◆ WRITTEN REQUEST 1
Answer these from the forum post about shelve:
(a) Which Python version runs the code without trouble on the old machine?
(b) Which Python version was the Windows machine running at first, and which version did it get upgraded to?
(c) How many related modules make up the program?
◆ WRITTEN REQUEST 2
Repeat the forum post about shelve, starting with "473,394 Members |" and going on through "and data experts.".

*** SELECTED EXCERPT ***

473,394 Members | 1,867 Online
Bytes | Software Development & Data Engineering Community
Post Job

Home Posts Topics Members FAQ

Join Bytes to post your question to a community of 473,394 software developers and data experts.

Serious problem with Shelve

Hi - this mysterious behavior with shelve is just about to kill me. I
hope someone here can shed some light. First of all, I have this piece
of code which uses shelve to save instances of some class I define. It
works perfectly on an old machine (PII-400) running Python 2.2.1 under
RedHat Linux 8.0. When I try to run it under Python for windows ME on a
P-4 1.4 GHz, however, it keeps crashing on reading from the shelved file
the second time I try to access it. The Windows machine was originally
running python 1.5.2, so I upgraded to 2.2.3, thinking that would solve
the problem, but it didn't!

This is what the error looks like:
tmprec = myrecs[key]
File "D:\PROGRAMS\PYTHON22\lib\shelve.py", line 70, in __getitem__
f = StringIO(self.dict[key])
KeyError: A_G_08631616188
^

Notes:
Here's what my program does (it is too much code to include here).
I have 4 related modules: one containing the class definitions (in all
other modules I use from classfile import ___); the second module builds
the shelve file by parsing a large text file containing the data,
building classes; the third re-opens the file later to do reading and
writing operations; and the 4th module is a GUI controller that simple
calls the appropriate functions from the other 2 modules.

*** RAW DATA ***

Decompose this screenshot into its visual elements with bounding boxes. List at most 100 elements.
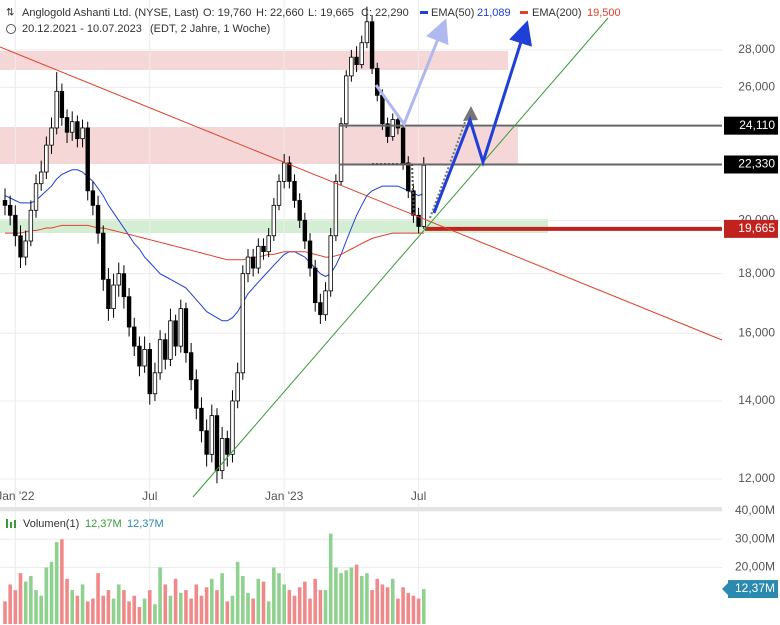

***

◆ COMPLETE OUTPUT 1
(a) Python 2.2.1
(b) It was running Python 1.5.2 and was upgraded to 2.2.3.
(c) Four

◆ COMPLETE OUTPUT 2
473,394 Members | 1,867 Online
Bytes | Software Development & Data Engineering Community
Post Job

Home Posts Topics Members FAQ

Join Bytes to post your question to a community of 473,394 software developers and data experts.